── SUPPLIED DATA ──

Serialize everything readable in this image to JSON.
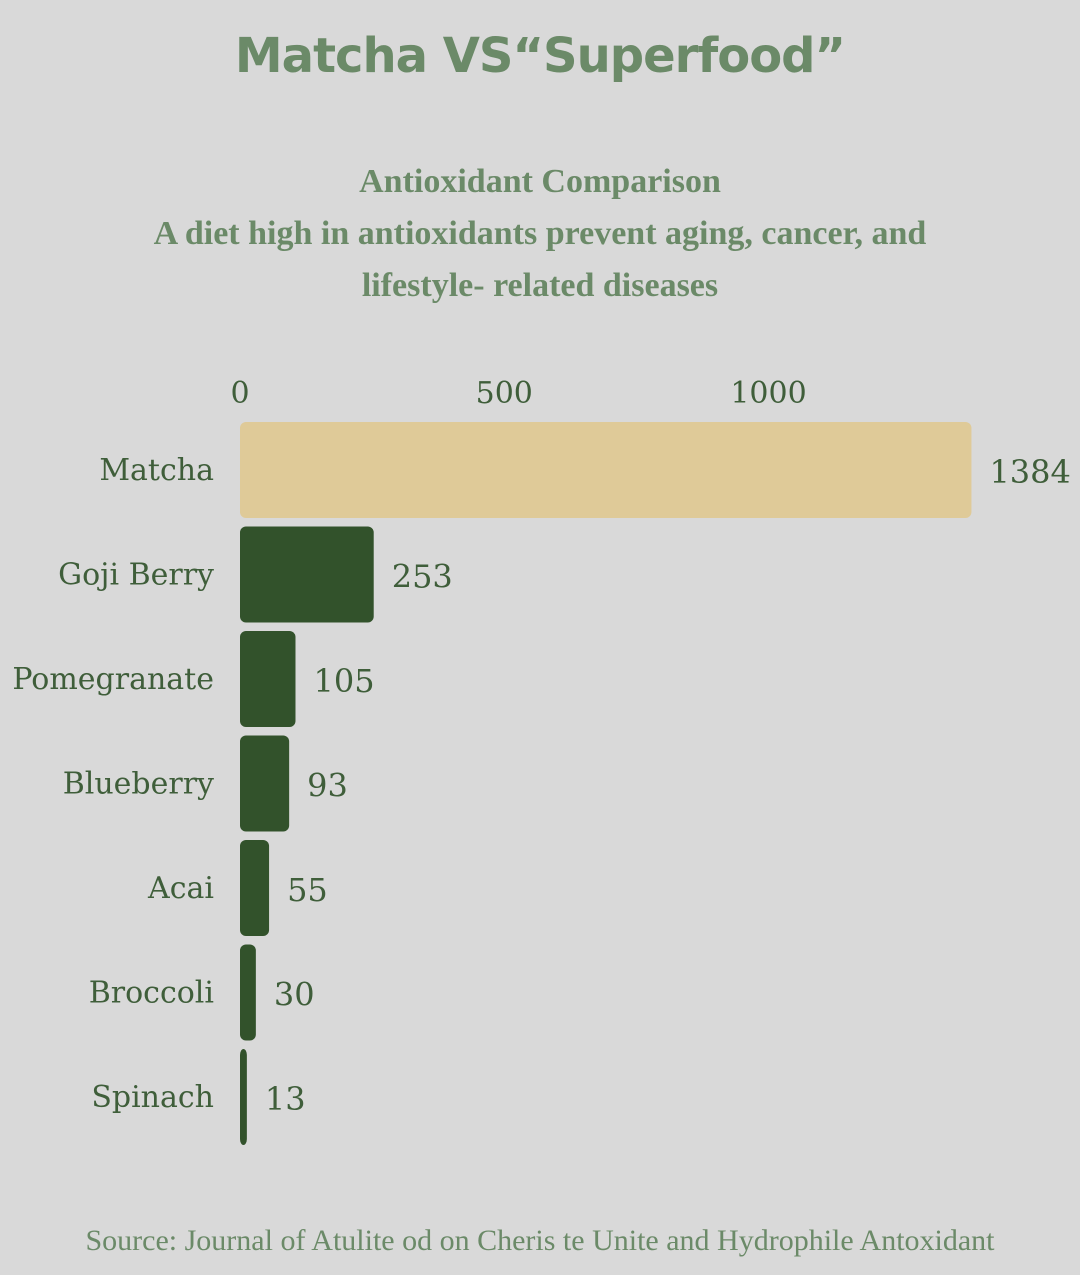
{
  "title": "Matcha VS“Superfood”",
  "subtitle": {
    "line1": "Antioxidant Comparison",
    "line2": "A diet high in antioxidants prevent aging, cancer, and",
    "line3": "lifestyle- related diseases"
  },
  "source": "Source: Journal of Atulite od on Cheris te Unite and Hydrophile Antoxidant",
  "colors": {
    "background": "#d9d9d9",
    "highlight_bar": "#dfca98",
    "bar": "#32522b",
    "title": "#6b8a68",
    "text": "#3f5e3a"
  },
  "chart_data": {
    "type": "bar",
    "orientation": "horizontal",
    "title": "Antioxidant Comparison",
    "categories": [
      "Matcha",
      "Goji Berry",
      "Pomegranate",
      "Blueberry",
      "Acai",
      "Broccoli",
      "Spinach"
    ],
    "values": [
      1384,
      253,
      105,
      93,
      55,
      30,
      13
    ],
    "highlight": "Matcha",
    "xaxis": {
      "position": "top",
      "ticks": [
        0,
        500,
        1000
      ],
      "range": [
        0,
        1384
      ]
    },
    "xlabel": "",
    "ylabel": "",
    "grid": false,
    "data_labels": true
  }
}
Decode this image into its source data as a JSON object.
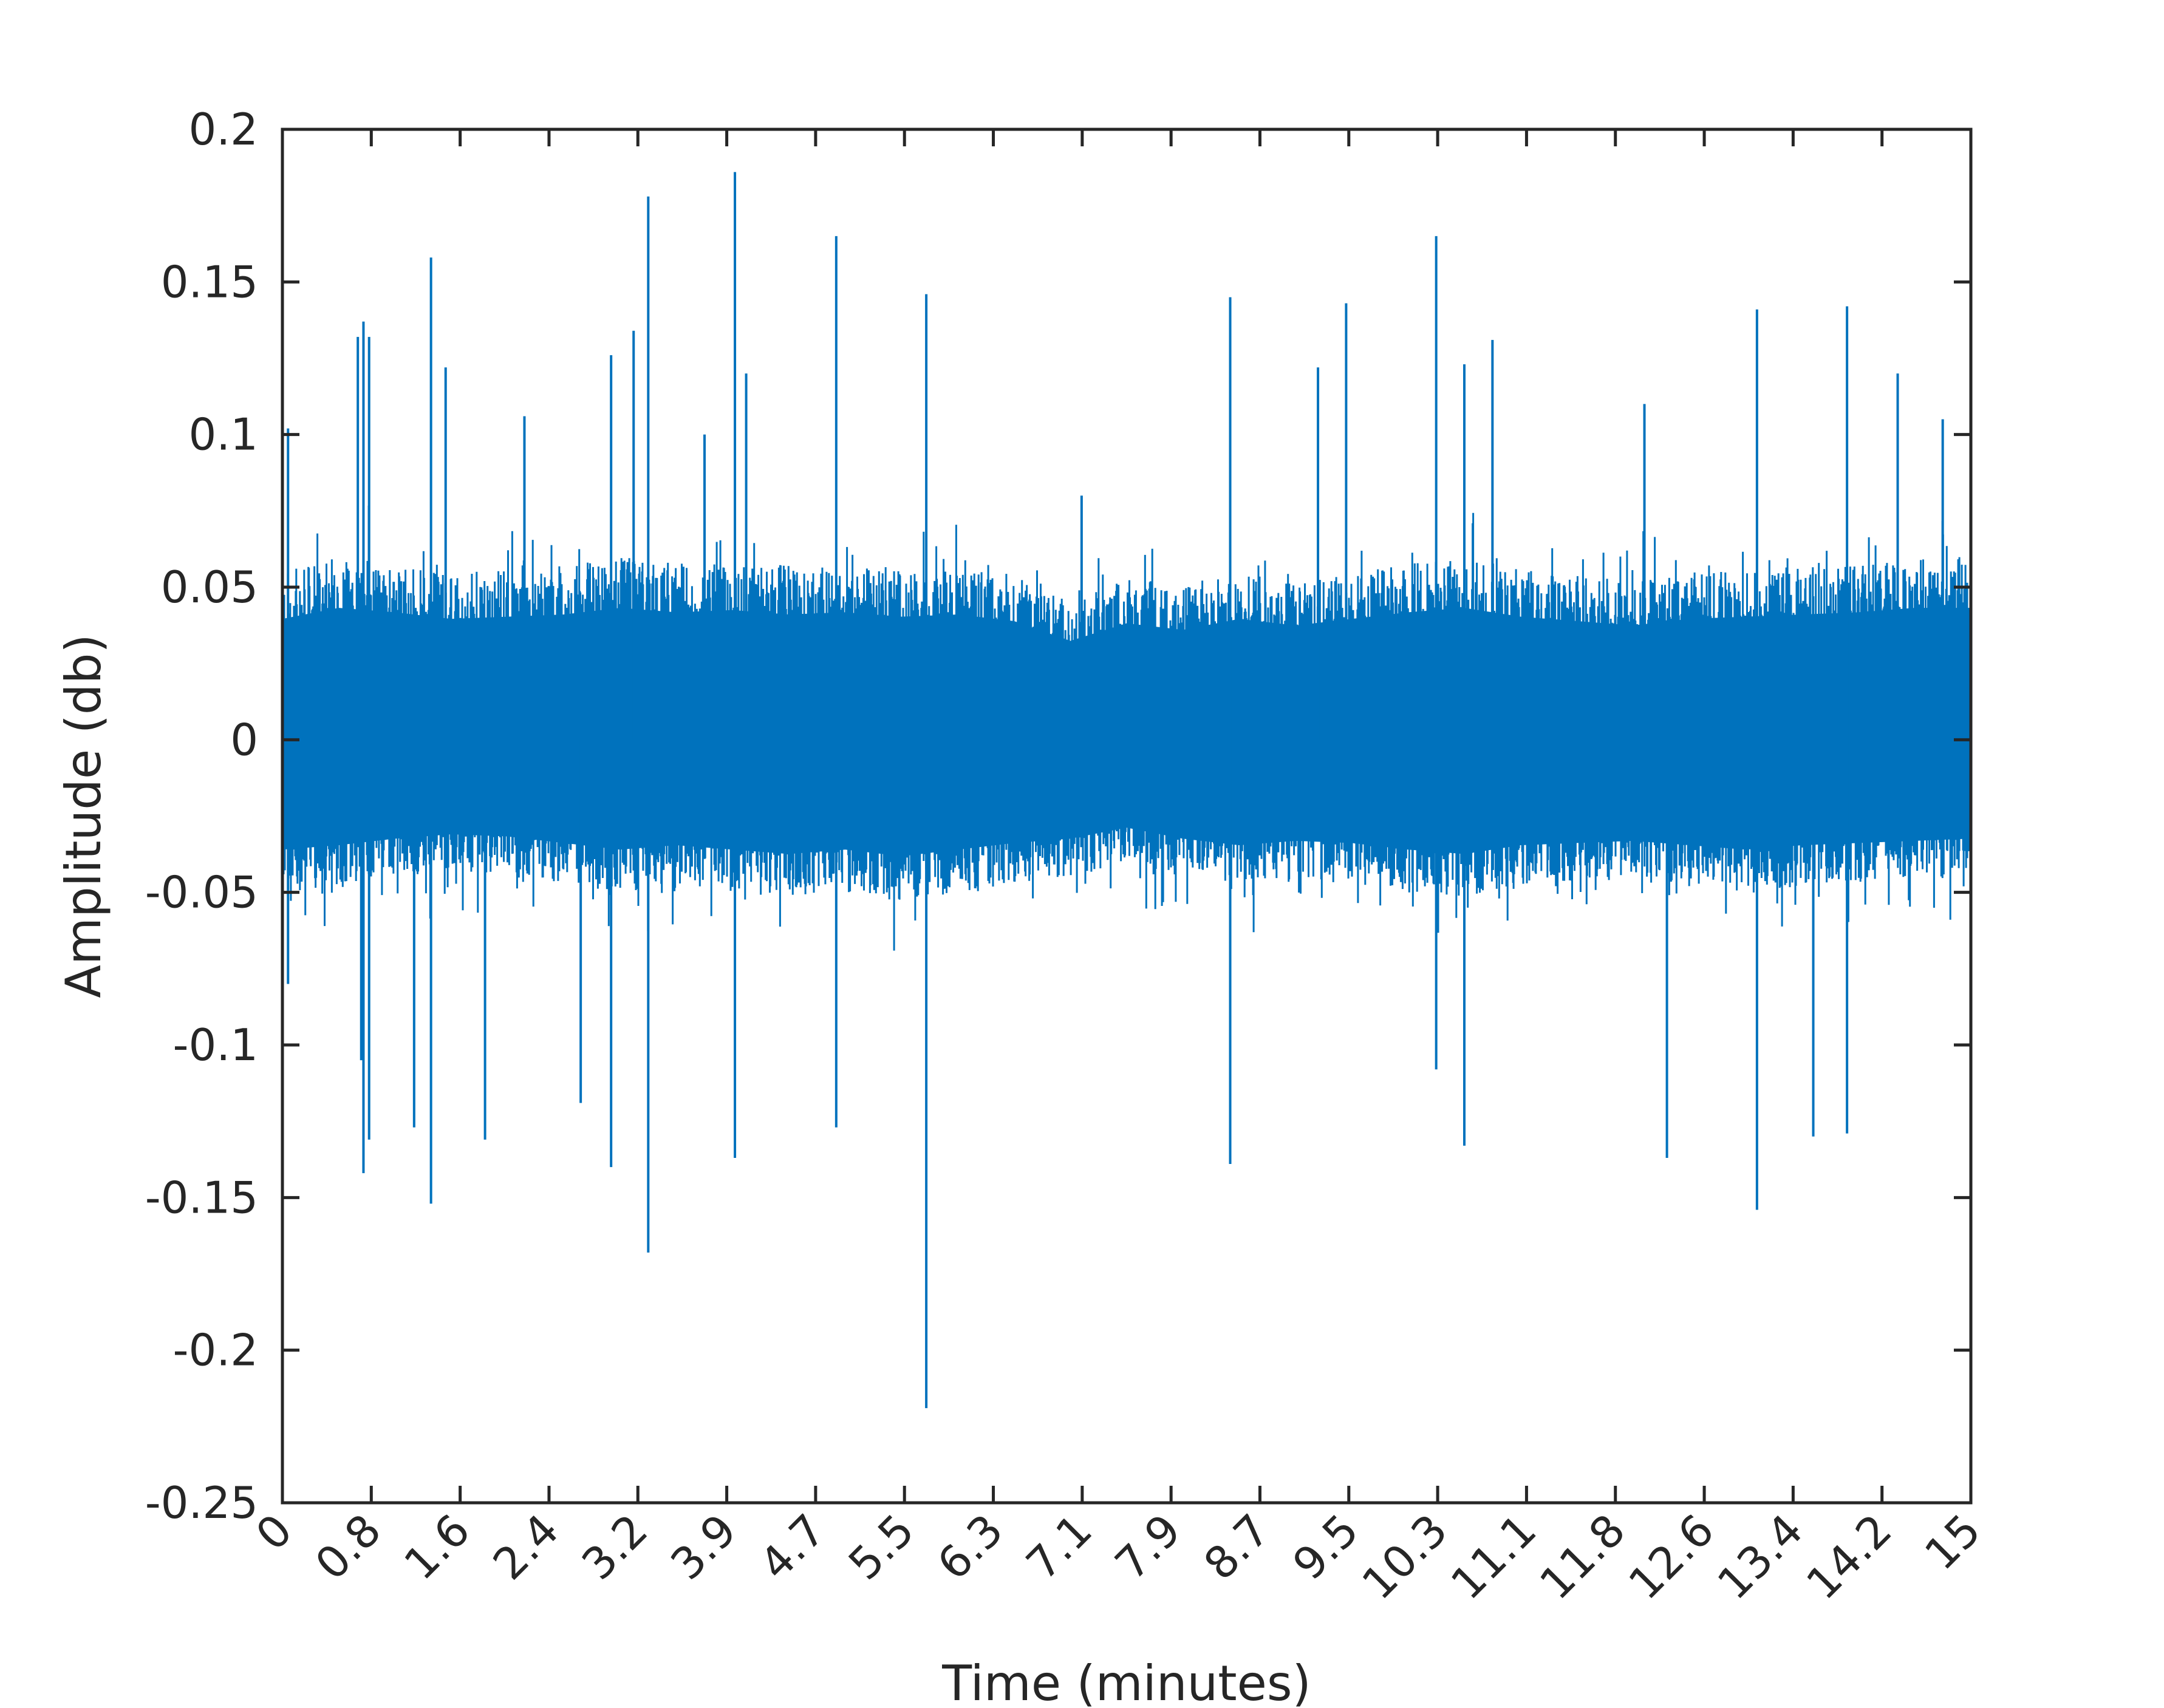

───

**DIRECTIVE:**
Which lines in the data above contain "Matcha"? Show each one.

**RESULT BELOW:**
  "title": "Matcha VS“Superfood”",
      "Matcha",
    "highlight": "Matcha",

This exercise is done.